- [EXERCISE GOAL]
Copy out every line that contains the word "Economía".

- [RAW DATA]

========

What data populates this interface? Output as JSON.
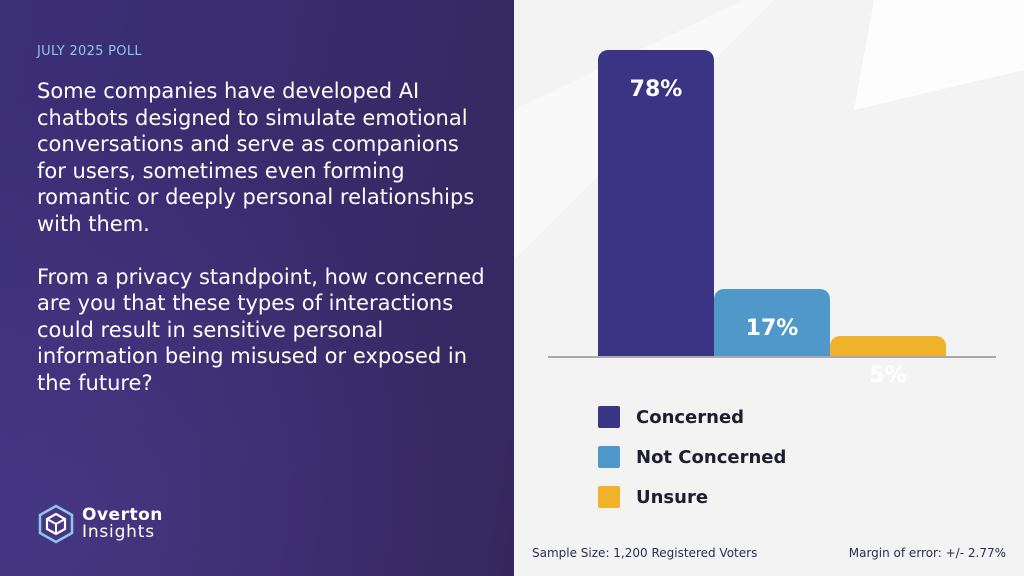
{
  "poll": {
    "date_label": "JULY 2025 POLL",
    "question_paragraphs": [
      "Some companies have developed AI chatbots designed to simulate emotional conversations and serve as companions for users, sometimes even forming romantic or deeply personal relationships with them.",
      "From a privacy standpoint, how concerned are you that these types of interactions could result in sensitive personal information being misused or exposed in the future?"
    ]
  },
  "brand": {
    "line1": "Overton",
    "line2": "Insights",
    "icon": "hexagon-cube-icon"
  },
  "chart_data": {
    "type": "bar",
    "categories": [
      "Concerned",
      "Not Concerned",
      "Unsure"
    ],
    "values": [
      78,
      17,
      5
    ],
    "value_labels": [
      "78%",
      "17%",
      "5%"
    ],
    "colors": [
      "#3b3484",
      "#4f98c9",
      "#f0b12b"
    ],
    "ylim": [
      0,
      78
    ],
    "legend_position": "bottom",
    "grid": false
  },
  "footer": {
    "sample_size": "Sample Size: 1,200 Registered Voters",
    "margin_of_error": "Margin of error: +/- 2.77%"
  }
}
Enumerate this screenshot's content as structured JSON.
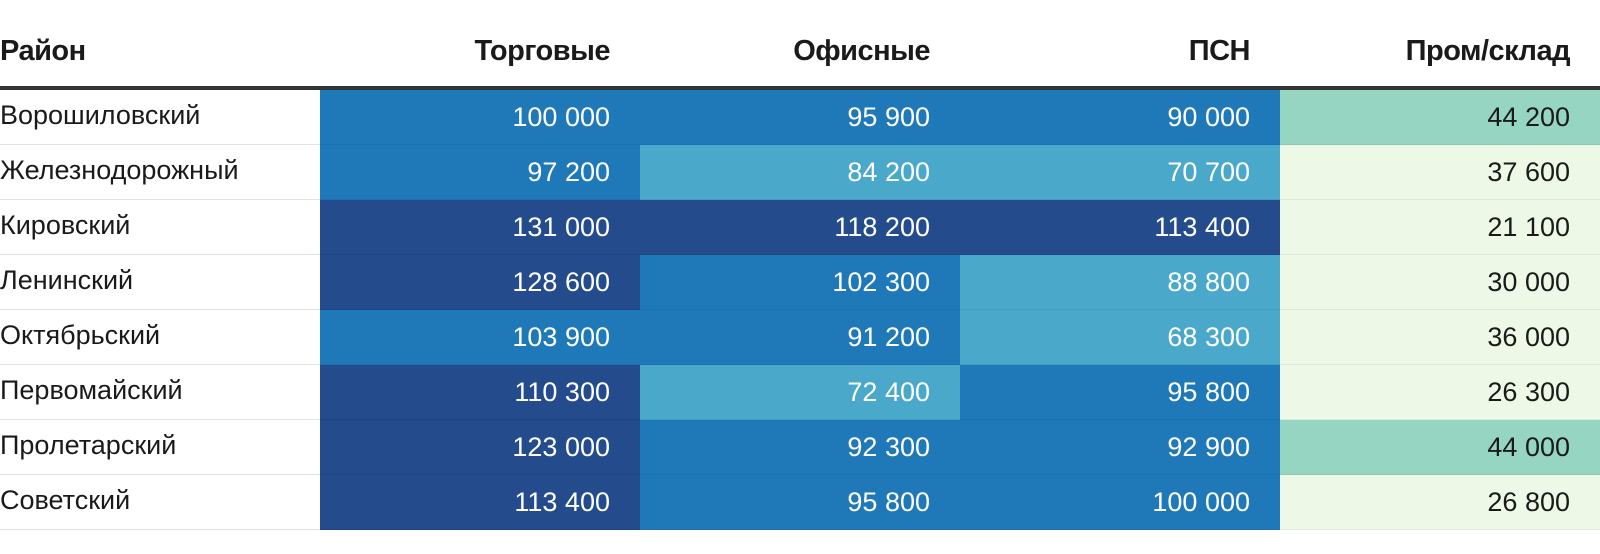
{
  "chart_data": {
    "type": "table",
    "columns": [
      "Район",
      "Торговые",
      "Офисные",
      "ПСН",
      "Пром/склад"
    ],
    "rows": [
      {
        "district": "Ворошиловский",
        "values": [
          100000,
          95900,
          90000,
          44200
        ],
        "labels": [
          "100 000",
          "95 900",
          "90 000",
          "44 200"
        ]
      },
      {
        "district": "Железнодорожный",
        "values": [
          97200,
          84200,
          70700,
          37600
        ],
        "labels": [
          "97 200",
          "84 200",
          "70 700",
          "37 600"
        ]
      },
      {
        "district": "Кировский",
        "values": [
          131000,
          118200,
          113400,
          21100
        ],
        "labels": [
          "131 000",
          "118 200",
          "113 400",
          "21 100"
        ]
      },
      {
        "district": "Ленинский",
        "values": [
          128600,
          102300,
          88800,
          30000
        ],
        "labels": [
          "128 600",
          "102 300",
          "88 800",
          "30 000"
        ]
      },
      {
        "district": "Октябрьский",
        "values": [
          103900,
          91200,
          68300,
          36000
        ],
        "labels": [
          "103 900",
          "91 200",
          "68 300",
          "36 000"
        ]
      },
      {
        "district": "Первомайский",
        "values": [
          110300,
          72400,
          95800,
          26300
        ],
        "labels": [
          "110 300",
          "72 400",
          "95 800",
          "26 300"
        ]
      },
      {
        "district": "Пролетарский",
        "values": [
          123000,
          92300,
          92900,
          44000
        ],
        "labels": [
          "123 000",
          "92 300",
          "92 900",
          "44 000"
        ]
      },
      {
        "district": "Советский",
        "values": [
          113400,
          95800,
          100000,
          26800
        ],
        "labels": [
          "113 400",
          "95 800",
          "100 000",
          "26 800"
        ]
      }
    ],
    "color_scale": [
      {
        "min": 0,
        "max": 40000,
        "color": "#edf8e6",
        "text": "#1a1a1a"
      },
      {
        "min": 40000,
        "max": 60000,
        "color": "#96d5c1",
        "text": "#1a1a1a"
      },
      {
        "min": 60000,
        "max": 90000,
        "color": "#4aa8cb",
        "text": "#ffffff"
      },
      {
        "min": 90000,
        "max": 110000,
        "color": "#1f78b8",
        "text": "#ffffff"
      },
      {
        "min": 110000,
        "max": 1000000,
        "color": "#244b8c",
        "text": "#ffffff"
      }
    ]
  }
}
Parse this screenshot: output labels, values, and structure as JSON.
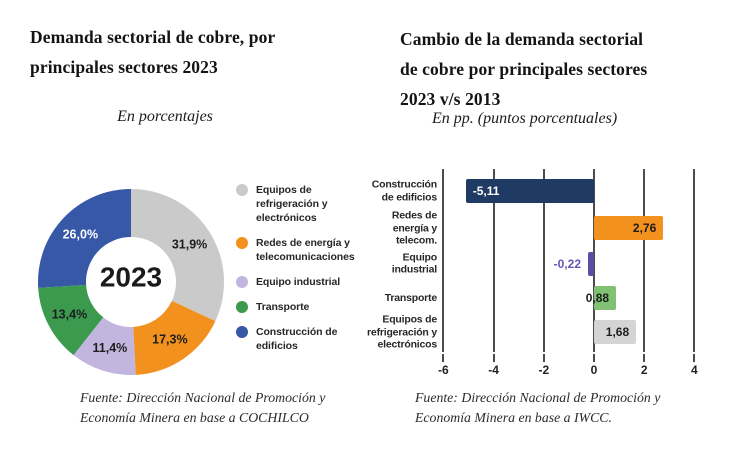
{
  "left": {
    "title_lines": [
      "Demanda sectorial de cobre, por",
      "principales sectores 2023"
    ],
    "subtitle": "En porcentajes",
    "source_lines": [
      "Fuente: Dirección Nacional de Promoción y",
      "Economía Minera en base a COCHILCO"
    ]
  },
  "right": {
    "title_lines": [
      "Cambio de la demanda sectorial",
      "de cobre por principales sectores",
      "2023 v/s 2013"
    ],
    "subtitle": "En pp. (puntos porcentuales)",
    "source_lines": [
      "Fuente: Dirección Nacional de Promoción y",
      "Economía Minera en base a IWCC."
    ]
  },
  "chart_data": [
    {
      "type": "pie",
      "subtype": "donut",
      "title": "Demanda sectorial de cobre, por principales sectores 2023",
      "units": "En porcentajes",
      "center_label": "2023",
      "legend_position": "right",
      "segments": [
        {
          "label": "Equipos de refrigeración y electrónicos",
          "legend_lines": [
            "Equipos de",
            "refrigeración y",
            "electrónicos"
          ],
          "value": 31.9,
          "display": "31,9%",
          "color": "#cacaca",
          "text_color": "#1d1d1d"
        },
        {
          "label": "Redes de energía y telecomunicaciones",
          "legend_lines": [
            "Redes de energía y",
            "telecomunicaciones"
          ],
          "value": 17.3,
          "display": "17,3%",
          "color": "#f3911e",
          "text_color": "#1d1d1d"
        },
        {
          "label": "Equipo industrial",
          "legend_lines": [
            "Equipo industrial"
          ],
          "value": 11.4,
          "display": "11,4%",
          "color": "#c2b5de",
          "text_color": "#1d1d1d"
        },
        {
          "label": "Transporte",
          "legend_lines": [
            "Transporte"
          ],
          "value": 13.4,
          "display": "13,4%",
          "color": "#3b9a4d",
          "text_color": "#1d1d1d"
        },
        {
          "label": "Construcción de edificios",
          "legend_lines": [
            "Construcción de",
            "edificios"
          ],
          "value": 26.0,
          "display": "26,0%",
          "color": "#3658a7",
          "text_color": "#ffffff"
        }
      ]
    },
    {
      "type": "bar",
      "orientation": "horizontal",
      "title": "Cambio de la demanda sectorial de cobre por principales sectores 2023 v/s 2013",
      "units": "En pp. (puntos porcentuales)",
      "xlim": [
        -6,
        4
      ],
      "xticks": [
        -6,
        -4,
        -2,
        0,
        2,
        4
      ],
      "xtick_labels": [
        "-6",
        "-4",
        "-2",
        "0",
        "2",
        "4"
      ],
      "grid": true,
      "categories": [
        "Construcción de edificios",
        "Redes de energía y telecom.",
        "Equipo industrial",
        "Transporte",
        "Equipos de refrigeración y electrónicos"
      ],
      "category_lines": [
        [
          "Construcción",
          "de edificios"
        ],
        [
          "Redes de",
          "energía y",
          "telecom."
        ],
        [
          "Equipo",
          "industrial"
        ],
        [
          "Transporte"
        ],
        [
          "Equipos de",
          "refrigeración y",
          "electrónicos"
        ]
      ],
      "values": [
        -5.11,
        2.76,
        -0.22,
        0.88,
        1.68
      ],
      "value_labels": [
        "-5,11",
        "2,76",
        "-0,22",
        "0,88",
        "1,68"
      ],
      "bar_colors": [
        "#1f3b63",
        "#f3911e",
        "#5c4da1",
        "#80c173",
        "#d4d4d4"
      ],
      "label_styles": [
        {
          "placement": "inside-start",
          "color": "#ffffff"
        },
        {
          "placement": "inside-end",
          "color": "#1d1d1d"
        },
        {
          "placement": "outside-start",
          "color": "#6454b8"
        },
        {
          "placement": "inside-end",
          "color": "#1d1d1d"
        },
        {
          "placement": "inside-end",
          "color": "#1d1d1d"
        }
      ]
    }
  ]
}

========

- [FINISHED TASK]
      "Economía Minera en base a COCHILCO"
      "Economía Minera en base a IWCC."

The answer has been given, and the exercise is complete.